TASK REQUIREMENTS:
Retyping should cover only the lines from the one containing "Convert this document image to plain text." through the final line of the records, with pictures omitted.

MATERIAL FOR THE TASK:
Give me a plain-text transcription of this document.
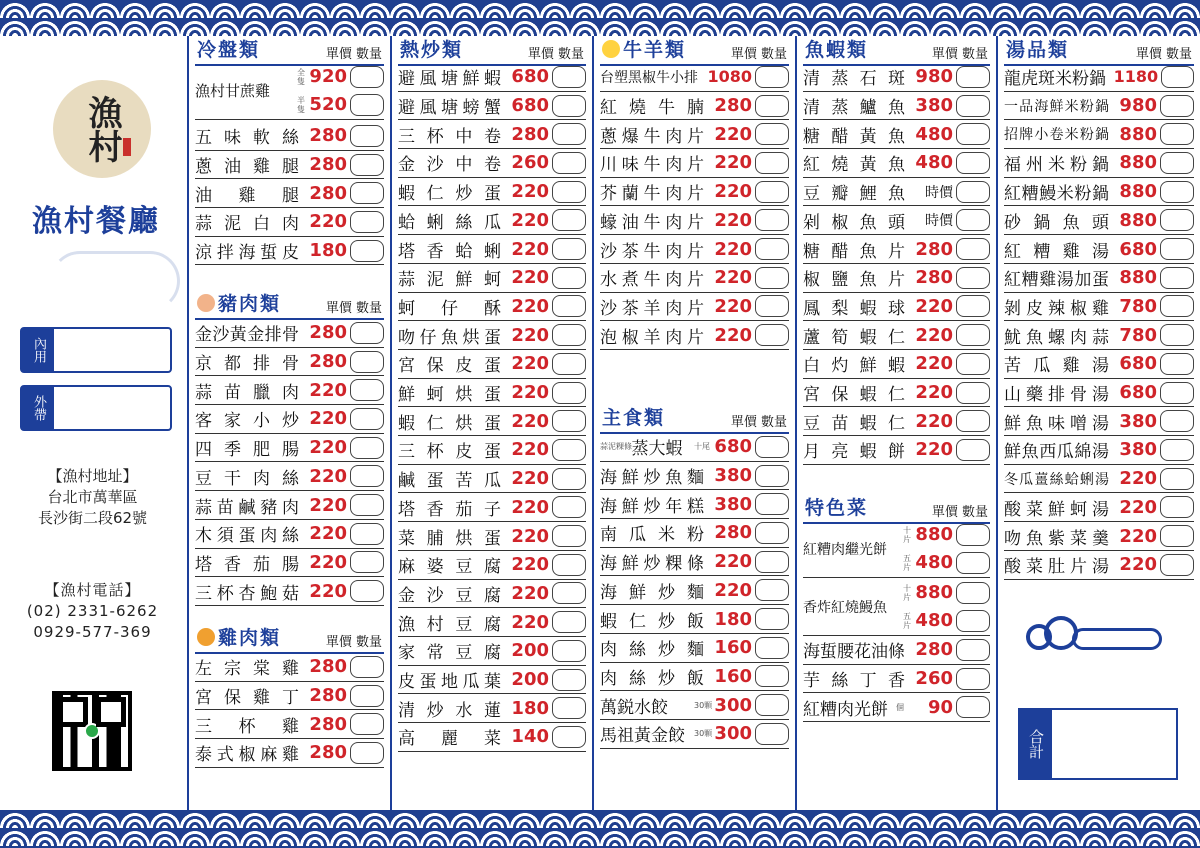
漁村
漁村餐廳
內用
外帶
【漁村地址】
台北市萬華區
長沙街二段62號
【漁村電話】
(02) 2331-6262
0929-577-369
冷盤類	單價 數量
漁村甘蔗雞
全隻 920
半隻 520
五味軟絲 280
蔥油雞腿 280
油　雞　腿 280
蒜泥白肉 220
涼拌海蜇皮 180
豬肉類	單價 數量
金沙黃金排骨 280
京都排骨 280
蒜苗臘肉 220
客家小炒 220
四季肥腸 220
豆干肉絲 220
蒜苗鹹豬肉 220
木須蛋肉絲 220
塔香茄腸 220
三杯杏鮑菇 220
雞肉類	單價 數量
左宗棠雞 280
宮保雞丁 280
三　杯　雞 280
泰式椒麻雞 280
熱炒類	單價 數量
避風塘鮮蝦 680
避風塘螃蟹 680
三杯中卷 280
金沙中卷 260
蝦仁炒蛋 220
蛤蜊絲瓜 220
塔香蛤蜊 220
蒜泥鮮蚵 220
蚵　仔　酥 220
吻仔魚烘蛋 220
宮保皮蛋 220
鮮蚵烘蛋 220
蝦仁烘蛋 220
三杯皮蛋 220
鹹蛋苦瓜 220
塔香茄子 220
菜脯烘蛋 220
麻婆豆腐 220
金沙豆腐 220
漁村豆腐 220
家常豆腐 200
皮蛋地瓜葉 200
清炒水蓮 180
高　麗　菜 140
牛羊類	單價 數量
台塑黑椒牛小排 1080
紅燒牛腩 280
蔥爆牛肉片 220
川味牛肉片 220
芥蘭牛肉片 220
蠔油牛肉片 220
沙茶牛肉片 220
水煮牛肉片 220
沙茶羊肉片 220
泡椒羊肉片 220
主食類	單價 數量
蒜泥粿條 蒸大蝦 十尾 680
海鮮炒魚麵 380
海鮮炒年糕 380
南瓜米粉 280
海鮮炒粿條 220
海鮮炒麵 220
蝦仁炒飯 180
肉絲炒麵 160
肉絲炒飯 160
萬鋭水餃	30顆 300
馬祖黃金餃 30顆 300
魚蝦類	單價 數量
清蒸石斑 980
清蒸鱸魚 380
糖醋黃魚 480
紅燒黃魚 480
豆瓣鯉魚	時價
剁椒魚頭	時價
糖醋魚片 280
椒鹽魚片 280
鳳梨蝦球 220
蘆筍蝦仁 220
白灼鮮蝦 220
宮保蝦仁 220
豆苗蝦仁 220
月亮蝦餅 220
特色菜	單價 數量
紅糟肉繼光餅
十片 880
五片 480
香炸紅燒鰻魚
十片 880
五片 480
海蜇腰花油條 280
芋絲丁香 260
紅糟肉光餅 個	90
合計
湯品類	單價 數量
龍虎斑米粉鍋 1180
一品海鮮米粉鍋 980
招牌小卷米粉鍋 880
福州米粉鍋 880
紅糟鰻米粉鍋 880
砂鍋魚頭 880
紅糟雞湯 680
紅糟雞湯加蛋 880
剝皮辣椒雞 780
魷魚螺肉蒜 780
苦瓜雞湯 680
山藥排骨湯 680
鮮魚味噌湯 380
鮮魚西瓜綿湯 380
冬瓜薑絲蛤蜊湯 220
酸菜鮮蚵湯 220
吻魚紫菜羹 220
酸菜肚片湯 220
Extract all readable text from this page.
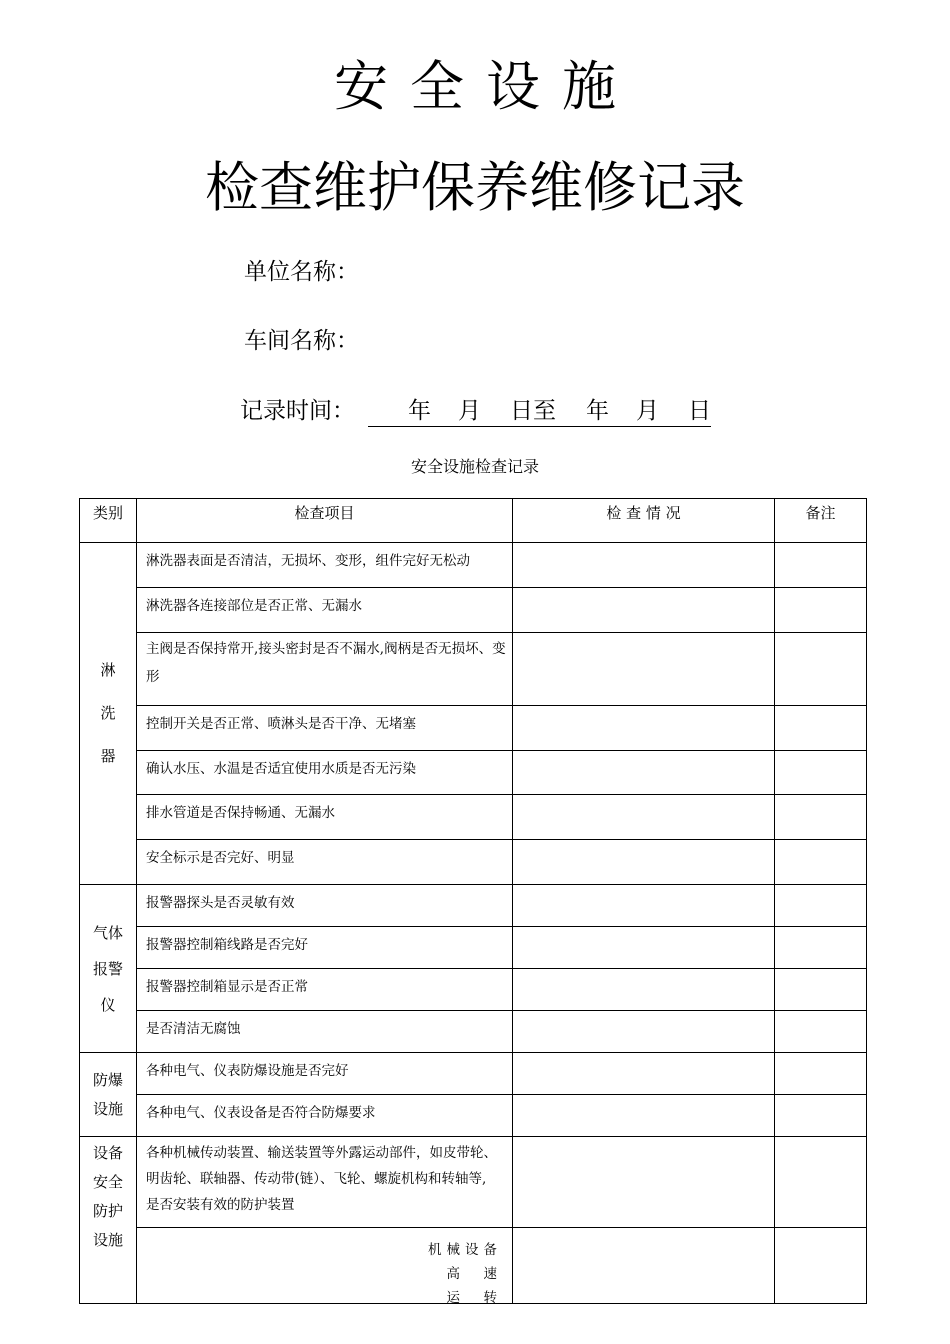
安全设施
检查维护保养维修记录
单位名称：
车间名称：
记录时间： 年 月 日至 年 月 日
安全设施检查记录
类别	检查项目	检 查 情 况	备注

淋
洗
器	淋洗器表面是否清洁，无损坏、变形，组件完好无松动		
	淋洗器各连接部位是否正常、无漏水		
	主阀是否保持常开,接头密封是否不漏水,阀柄是否无损坏、变形		
	控制开关是否正常、喷淋头是否干净、无堵塞		
	确认水压、水温是否适宜使用水质是否无污染		
	排水管道是否保持畅通、无漏水		
	安全标示是否完好、明显		

气体
报警
仪	报警器探头是否灵敏有效		
	报警器控制箱线路是否完好		
	报警器控制箱显示是否正常		
	是否清洁无腐蚀		

防爆
设施	各种电气、仪表防爆设施是否完好		
	各种电气、仪表设备是否符合防爆要求		

设备
安全
防护
设施	各种机械传动装置、输送装置等外露运动部件，如皮带轮、明齿轮、联轴器、传动带(链）、飞轮、螺旋机构和转轴等, 是否安装有效的防护装置		

	机械设备
高　速
运　转		
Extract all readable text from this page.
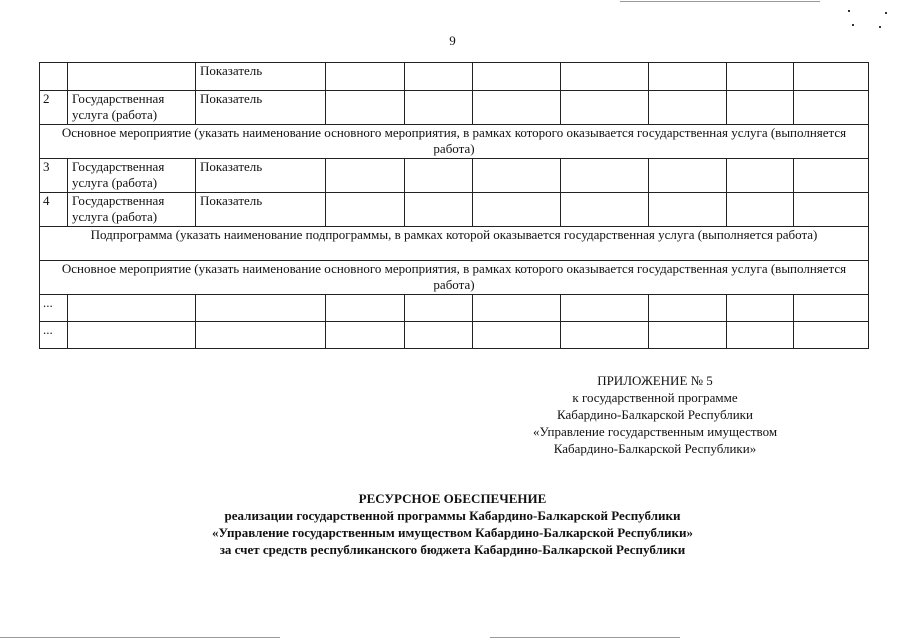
9
		Показатель							
2	Государственная услуга (работа)	Показатель							
Основное мероприятие (указать наименование основного мероприятия, в рамках которого оказывается государственная услуга (выполняется работа)									
3	Государственная услуга (работа)	Показатель							
4	Государственная услуга (работа)	Показатель							
Подпрограмма (указать наименование подпрограммы, в рамках которой оказывается государственная услуга (выполняется работа)									
Основное мероприятие (указать наименование основного мероприятия, в рамках которого оказывается государственная услуга (выполняется работа)									
...									
...									
ПРИЛОЖЕНИЕ № 5
к государственной программе
Кабардино-Балкарской Республики
«Управление государственным имуществом
Кабардино-Балкарской Республики»
РЕСУРСНОЕ ОБЕСПЕЧЕНИЕ
реализации государственной программы Кабардино-Балкарской Республики
«Управление государственным имуществом Кабардино-Балкарской Республики»
за счет средств республиканского бюджета Кабардино-Балкарской Республики
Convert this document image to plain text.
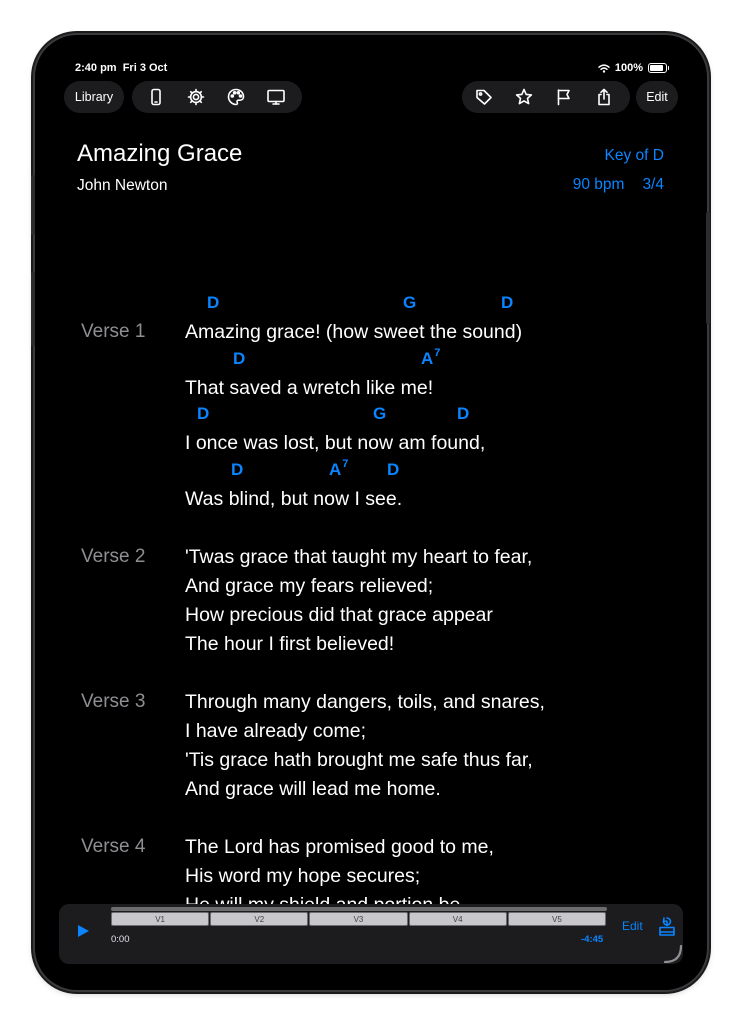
2:40 pm Fri 3 Oct	100%
Library	Edit
Amazing Grace
John Newton
Key of D
90 bpm 3/4
Verse 1 Amazing grace! (how sweet the sound)
D	G	D
That saved a wretch like me!
D	$A^7$
I once was lost, but now am found,
D	G	D
Was blind, but now I see.
D	$A^7$ D
Verse 2 'Twas grace that taught my heart to fear,
And grace my fears relieved;
How precious did that grace appear
The hour I first believed!
Verse 3 Through many dangers, toils, and snares,
I have already come;
'Tis grace hath brought me safe thus far,
And grace will lead me home.
Verse 4 The Lord has promised good to me,
His word my hope secures;
V1	V2	V3	V4	V5
0:00	-4:45
Edit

FINISHED EXERCISE:
Convert this document image to plain text.
2:40 pm Fri 3 Oct	100%
Library	Edit
Amazing Grace
John Newton
Key of D
90 bpm 3/4
Verse 1 Amazing grace! (how sweet the sound)
D	G	D
That saved a wretch like me!
D	$A^7$
I once was lost, but now am found,
D	G	D
Was blind, but now I see.
D	$A^7$ D
Verse 2 'Twas grace that taught my heart to fear,
And grace my fears relieved;
How precious did that grace appear
The hour I first believed!
Verse 3 Through many dangers, toils, and snares,
I have already come;
'Tis grace hath brought me safe thus far,
And grace will lead me home.
Verse 4 The Lord has promised good to me,
His word my hope secures;
V1	V2	V3	V4	V5
0:00	-4:45
Edit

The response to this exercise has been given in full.